Other costs are included only to the extent they are incurred in bringing the inventories to their present location and condition. Costs that are specifically excluded from inventory cost — and charged as expenses of the period — include abnormal amounts of wasted materials, labour or other production costs; storage costs (unless necessary in the production process before a further stage); administrative overheads that do not contribute to bringing inventories to their present location and condition; and selling and distribution costs.

Cost formulas

Where it is not practical to identify the cost of individual items, AS 2 permits cost to be assigned using a cost formula. The permitted formulas are First-In, First-Out (FIFO) and weighted average cost. Specific identification of individual costs is used for items that are not ordinarily interchangeable and for goods produced and segregated for specific projects. Notably, AS 2 does not permit LIFO (Last-In, First-Out) as a cost formula. Techniques such as the standard cost method or the retail method may be used for convenience if the results approximate actual cost.

Disclosure requirements

The financial statements should disclose the accounting policies adopted in measuring inventories, including the cost formula used, and the total carrying amount of inventories together with a classification appropriate to the enterprise (for example, raw materials, work in progress, finished goods, stores and spares). These disclosures let users understand both how much inventory is carried and on what basis it has been valued.

A brief illustration

Suppose a trader holds 100 units bought at ₹500 each (cost ₹50,000). Due to a market downturn, each unit can now be sold for only ₹460, and selling costs are ₹20 per unit, giving an NRV of ₹440 per unit (₹44,000 in total). Because NRV (₹44,000) is below cost (₹50,000), AS 2 requires the inventory to be written down to ₹44,000, and the ₹6,000 difference is recognised as an expense (a write-down) in the current period. The stock is now carried at the amount the business genuinely expects to realise, and the loss is recognised when it is foreseen rather than when the goods are eventually sold.

How AS 2 compares with Ind AS 2

AS 2 and Ind AS 2 are broadly similar in their core principle — both require inventories at the lower of cost and NRV, both permit FIFO and weighted average, and both prohibit LIFO. The differences are largely in detail and emphasis. Ind AS 2 contains more explicit guidance in some areas, deals specifically with the treatment of certain costs (such as a more detailed approach to deferred-settlement purchase terms, where the difference between the purchase price for normal credit terms and the amount paid may be treated as interest), and has somewhat fuller disclosure requirements. For most ordinary inventory situations, however, the two standards lead to substantially the same valuation, and the lower-of-cost-and-NRV principle is identical.

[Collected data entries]
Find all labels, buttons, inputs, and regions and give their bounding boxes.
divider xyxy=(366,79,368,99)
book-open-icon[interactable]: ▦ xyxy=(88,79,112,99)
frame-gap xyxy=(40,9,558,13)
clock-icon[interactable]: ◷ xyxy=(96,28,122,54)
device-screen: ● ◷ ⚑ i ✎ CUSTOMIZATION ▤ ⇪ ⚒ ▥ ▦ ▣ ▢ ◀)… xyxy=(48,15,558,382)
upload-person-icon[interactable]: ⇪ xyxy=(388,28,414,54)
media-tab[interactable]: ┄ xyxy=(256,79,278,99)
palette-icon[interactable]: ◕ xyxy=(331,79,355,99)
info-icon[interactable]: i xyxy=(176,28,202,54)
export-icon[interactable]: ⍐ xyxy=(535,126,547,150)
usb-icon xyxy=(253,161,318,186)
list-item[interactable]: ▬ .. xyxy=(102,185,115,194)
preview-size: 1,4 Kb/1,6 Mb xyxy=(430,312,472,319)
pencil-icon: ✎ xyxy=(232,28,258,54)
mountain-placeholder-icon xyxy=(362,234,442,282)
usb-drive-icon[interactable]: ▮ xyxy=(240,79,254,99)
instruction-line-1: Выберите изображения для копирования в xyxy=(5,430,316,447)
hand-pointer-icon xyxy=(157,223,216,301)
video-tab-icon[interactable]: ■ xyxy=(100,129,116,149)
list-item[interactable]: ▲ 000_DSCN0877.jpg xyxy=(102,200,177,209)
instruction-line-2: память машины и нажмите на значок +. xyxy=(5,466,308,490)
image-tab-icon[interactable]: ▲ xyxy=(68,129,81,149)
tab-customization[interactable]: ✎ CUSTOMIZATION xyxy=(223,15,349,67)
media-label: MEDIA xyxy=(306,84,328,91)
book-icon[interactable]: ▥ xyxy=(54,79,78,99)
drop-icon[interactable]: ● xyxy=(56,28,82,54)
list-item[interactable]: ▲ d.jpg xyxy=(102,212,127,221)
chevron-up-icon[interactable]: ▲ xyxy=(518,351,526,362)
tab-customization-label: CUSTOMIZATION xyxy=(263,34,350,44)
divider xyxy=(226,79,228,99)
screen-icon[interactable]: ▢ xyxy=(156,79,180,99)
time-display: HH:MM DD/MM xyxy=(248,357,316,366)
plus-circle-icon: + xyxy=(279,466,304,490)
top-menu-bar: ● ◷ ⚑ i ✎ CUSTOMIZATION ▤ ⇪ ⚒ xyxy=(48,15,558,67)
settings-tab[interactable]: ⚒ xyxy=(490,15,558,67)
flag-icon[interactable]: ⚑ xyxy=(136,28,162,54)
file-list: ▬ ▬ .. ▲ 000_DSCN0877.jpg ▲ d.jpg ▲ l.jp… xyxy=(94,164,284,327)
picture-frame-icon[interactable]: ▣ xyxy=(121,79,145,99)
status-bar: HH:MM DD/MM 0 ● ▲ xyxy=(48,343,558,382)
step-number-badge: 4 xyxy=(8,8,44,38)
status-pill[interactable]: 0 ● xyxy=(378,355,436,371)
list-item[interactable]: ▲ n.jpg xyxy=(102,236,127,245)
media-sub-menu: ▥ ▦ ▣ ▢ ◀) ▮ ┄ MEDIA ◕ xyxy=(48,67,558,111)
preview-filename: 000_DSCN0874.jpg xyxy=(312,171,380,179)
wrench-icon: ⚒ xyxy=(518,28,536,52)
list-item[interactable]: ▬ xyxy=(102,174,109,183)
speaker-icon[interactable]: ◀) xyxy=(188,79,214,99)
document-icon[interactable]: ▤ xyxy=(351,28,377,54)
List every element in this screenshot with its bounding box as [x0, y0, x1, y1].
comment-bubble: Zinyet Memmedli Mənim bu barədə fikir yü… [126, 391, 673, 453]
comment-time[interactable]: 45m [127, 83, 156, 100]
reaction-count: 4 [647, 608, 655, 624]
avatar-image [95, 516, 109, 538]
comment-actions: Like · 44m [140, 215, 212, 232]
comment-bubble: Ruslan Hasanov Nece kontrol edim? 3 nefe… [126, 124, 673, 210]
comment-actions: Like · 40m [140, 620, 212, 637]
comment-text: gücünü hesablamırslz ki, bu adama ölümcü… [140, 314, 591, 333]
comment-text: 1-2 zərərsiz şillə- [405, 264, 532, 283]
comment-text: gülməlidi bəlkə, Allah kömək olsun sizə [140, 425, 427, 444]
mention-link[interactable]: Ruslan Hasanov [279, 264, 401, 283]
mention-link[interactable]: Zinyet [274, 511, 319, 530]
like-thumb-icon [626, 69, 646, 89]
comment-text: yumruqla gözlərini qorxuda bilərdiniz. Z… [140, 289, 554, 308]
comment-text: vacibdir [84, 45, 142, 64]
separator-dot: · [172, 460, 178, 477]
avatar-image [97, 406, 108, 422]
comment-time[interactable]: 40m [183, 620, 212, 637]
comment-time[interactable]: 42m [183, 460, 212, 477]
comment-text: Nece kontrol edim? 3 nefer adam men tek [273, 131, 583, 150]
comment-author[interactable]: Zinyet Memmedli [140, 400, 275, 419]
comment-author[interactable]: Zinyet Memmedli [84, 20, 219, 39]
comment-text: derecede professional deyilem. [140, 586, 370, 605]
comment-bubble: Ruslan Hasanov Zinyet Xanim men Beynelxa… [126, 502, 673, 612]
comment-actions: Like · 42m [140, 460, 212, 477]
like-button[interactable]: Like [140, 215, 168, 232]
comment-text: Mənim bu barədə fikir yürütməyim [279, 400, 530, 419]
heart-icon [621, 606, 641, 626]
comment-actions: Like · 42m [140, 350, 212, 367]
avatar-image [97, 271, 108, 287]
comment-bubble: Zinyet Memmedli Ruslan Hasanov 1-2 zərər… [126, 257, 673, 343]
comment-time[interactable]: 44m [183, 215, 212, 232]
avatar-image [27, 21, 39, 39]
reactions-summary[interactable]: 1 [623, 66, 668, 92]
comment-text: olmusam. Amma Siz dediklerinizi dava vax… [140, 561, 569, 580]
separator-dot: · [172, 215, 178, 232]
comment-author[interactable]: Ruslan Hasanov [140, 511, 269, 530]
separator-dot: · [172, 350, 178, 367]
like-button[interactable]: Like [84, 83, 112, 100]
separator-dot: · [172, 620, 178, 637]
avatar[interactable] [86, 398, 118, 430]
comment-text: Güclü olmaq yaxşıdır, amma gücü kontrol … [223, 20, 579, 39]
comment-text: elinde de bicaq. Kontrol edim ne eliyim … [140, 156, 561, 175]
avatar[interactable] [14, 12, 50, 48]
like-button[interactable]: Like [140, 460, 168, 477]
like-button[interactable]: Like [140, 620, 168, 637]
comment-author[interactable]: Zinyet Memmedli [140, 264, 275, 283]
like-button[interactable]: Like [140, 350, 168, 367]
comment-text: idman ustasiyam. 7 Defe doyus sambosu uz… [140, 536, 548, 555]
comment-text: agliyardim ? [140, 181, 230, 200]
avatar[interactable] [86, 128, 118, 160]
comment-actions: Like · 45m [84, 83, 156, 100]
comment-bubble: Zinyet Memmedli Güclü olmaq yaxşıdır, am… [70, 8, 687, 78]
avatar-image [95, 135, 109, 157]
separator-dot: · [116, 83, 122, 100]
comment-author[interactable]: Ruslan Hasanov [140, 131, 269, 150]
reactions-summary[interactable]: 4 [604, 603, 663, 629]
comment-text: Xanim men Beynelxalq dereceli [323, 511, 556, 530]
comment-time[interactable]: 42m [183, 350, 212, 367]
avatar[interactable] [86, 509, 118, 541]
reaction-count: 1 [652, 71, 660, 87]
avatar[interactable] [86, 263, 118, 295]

ACTIVITY LIST:
1. In the AS 2 inventory passage, copy the stretch from "How AS 2 compares" through "principle is identical.", swapping "prohibit" for "forbid".
2. Render this sentence from the AS 2 inventory passage in Spanish: "Notably, AS 2 does not permit LIFO (Last-In, First-Out) as a cost formula."
3. Answer from the AS 2 inventory passage:
(a) Which two cost formulas does AS 2 permit?
(b) In the illustration, what are the selling costs per unit?
(c) In the illustration, how large is the write-down recognized as an expense?
The rows play no part in this.

TASK RESPONSES:
1.
How AS 2 compares with Ind AS 2

AS 2 and Ind AS 2 are broadly similar in their core principle — both require inventories at the lower of cost and NRV, both permit FIFO and weighted average, and both forbid LIFO. The differences are largely in detail and emphasis. Ind AS 2 contains more explicit guidance in some areas, deals specifically with the treatment of certain costs (such as a more detailed approach to deferred-settlement purchase terms, where the difference between the purchase price for normal credit terms and the amount paid may be treated as interest), and has somewhat fuller disclosure requirements. For most ordinary inventory situations, however, the two standards lead to substantially the same valuation, and the lower-of-cost-and-NRV principle is identical.

2. Cabe destacar que la AS 2 no permite el LIFO (Last-In, First-Out) como fórmula de costo.

3.
(a) First-In, First-Out (FIFO) and weighted average cost.
(b) ₹20 per unit.
(c) ₹6,000.